*SUPPLIED RECORDS*:
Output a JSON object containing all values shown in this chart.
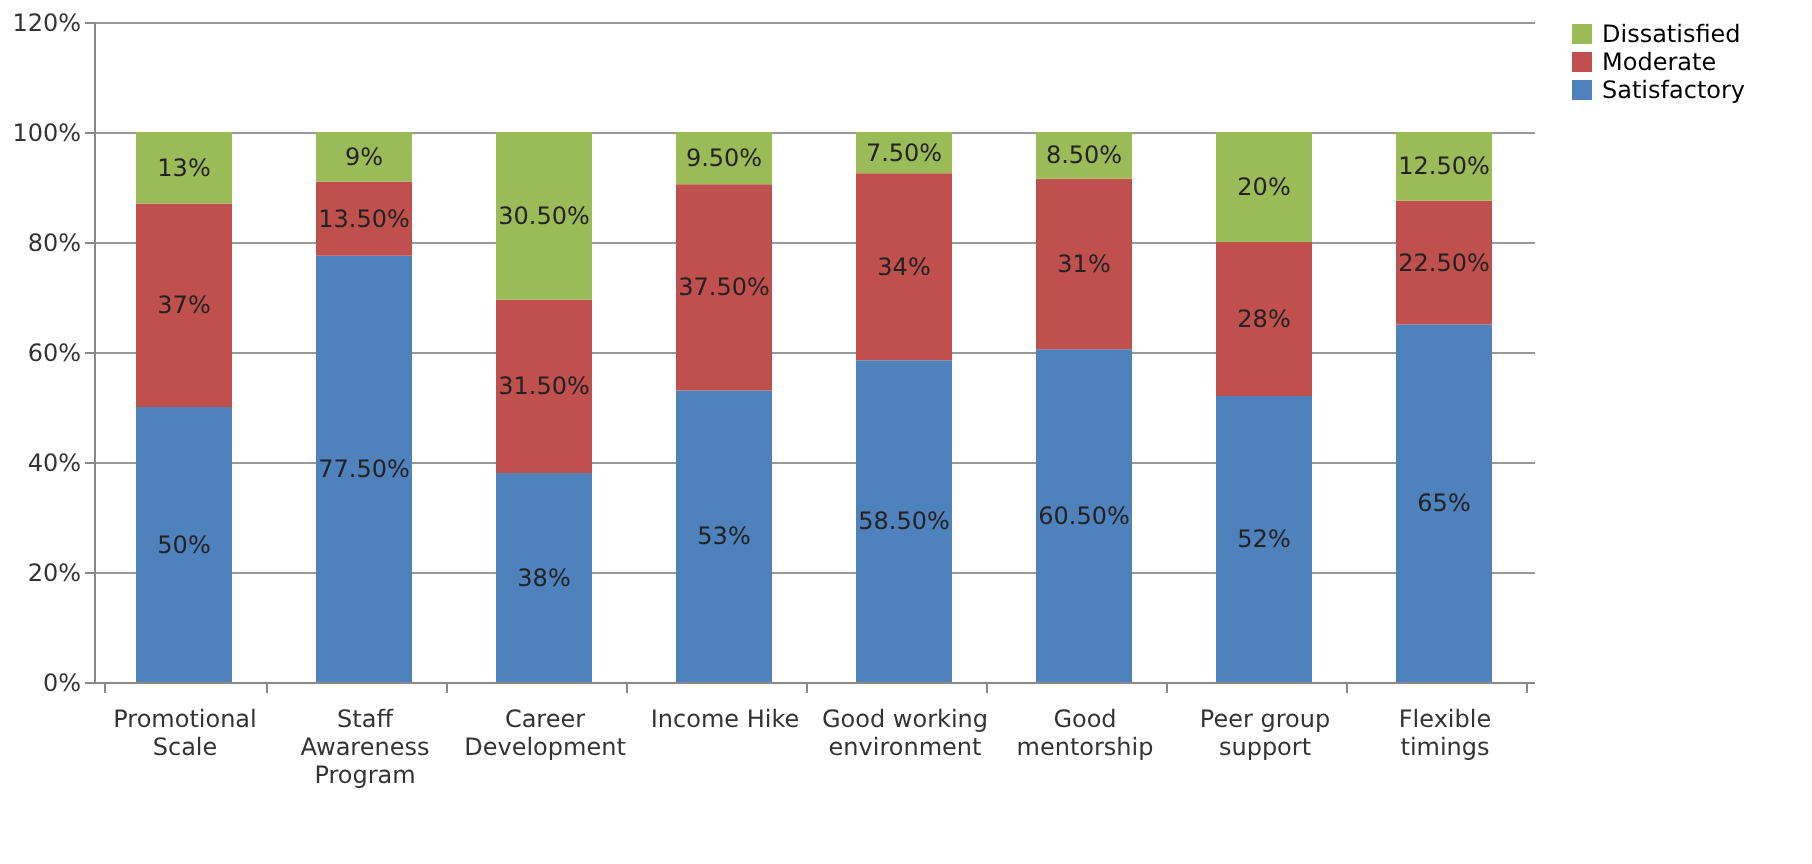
{
  "chart_data": {
    "type": "bar",
    "stacked": true,
    "categories": [
      "Promotional Scale",
      "Staff Awareness Program",
      "Career Development",
      "Income Hike",
      "Good working environment",
      "Good mentorship",
      "Peer group support",
      "Flexible timings"
    ],
    "series": [
      {
        "name": "Satisfactory",
        "color": "#4f81bd",
        "values": [
          50,
          77.5,
          38,
          53,
          58.5,
          60.5,
          52,
          65
        ],
        "value_labels": [
          "50%",
          "77.50%",
          "38%",
          "53%",
          "58.50%",
          "60.50%",
          "52%",
          "65%"
        ]
      },
      {
        "name": "Moderate",
        "color": "#c0504d",
        "values": [
          37,
          13.5,
          31.5,
          37.5,
          34,
          31,
          28,
          22.5
        ],
        "value_labels": [
          "37%",
          "13.50%",
          "31.50%",
          "37.50%",
          "34%",
          "31%",
          "28%",
          "22.50%"
        ]
      },
      {
        "name": "Dissatisfied",
        "color": "#9bbb59",
        "values": [
          13,
          9,
          30.5,
          9.5,
          7.5,
          8.5,
          20,
          12.5
        ],
        "value_labels": [
          "13%",
          "9%",
          "30.50%",
          "9.50%",
          "7.50%",
          "8.50%",
          "20%",
          "12.50%"
        ]
      }
    ],
    "ylim": [
      0,
      120
    ],
    "yticks": [
      {
        "value": 0,
        "label": "0%"
      },
      {
        "value": 20,
        "label": "20%"
      },
      {
        "value": 40,
        "label": "40%"
      },
      {
        "value": 60,
        "label": "60%"
      },
      {
        "value": 80,
        "label": "80%"
      },
      {
        "value": 100,
        "label": "100%"
      },
      {
        "value": 120,
        "label": "120%"
      }
    ],
    "grid": "y",
    "legend": "right"
  }
}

*TASK OBJECTIVE*:
Leave the images out, please, and restate each line word for word.

*EXERCISE ANSWER*:
Output a JSON object containing all values shown in this chart.
{
  "chart_data": {
    "type": "bar",
    "stacked": true,
    "categories": [
      "Promotional Scale",
      "Staff Awareness Program",
      "Career Development",
      "Income Hike",
      "Good working environment",
      "Good mentorship",
      "Peer group support",
      "Flexible timings"
    ],
    "series": [
      {
        "name": "Satisfactory",
        "color": "#4f81bd",
        "values": [
          50,
          77.5,
          38,
          53,
          58.5,
          60.5,
          52,
          65
        ],
        "value_labels": [
          "50%",
          "77.50%",
          "38%",
          "53%",
          "58.50%",
          "60.50%",
          "52%",
          "65%"
        ]
      },
      {
        "name": "Moderate",
        "color": "#c0504d",
        "values": [
          37,
          13.5,
          31.5,
          37.5,
          34,
          31,
          28,
          22.5
        ],
        "value_labels": [
          "37%",
          "13.50%",
          "31.50%",
          "37.50%",
          "34%",
          "31%",
          "28%",
          "22.50%"
        ]
      },
      {
        "name": "Dissatisfied",
        "color": "#9bbb59",
        "values": [
          13,
          9,
          30.5,
          9.5,
          7.5,
          8.5,
          20,
          12.5
        ],
        "value_labels": [
          "13%",
          "9%",
          "30.50%",
          "9.50%",
          "7.50%",
          "8.50%",
          "20%",
          "12.50%"
        ]
      }
    ],
    "ylim": [
      0,
      120
    ],
    "yticks": [
      {
        "value": 0,
        "label": "0%"
      },
      {
        "value": 20,
        "label": "20%"
      },
      {
        "value": 40,
        "label": "40%"
      },
      {
        "value": 60,
        "label": "60%"
      },
      {
        "value": 80,
        "label": "80%"
      },
      {
        "value": 100,
        "label": "100%"
      },
      {
        "value": 120,
        "label": "120%"
      }
    ],
    "grid": "y",
    "legend": "right"
  }
}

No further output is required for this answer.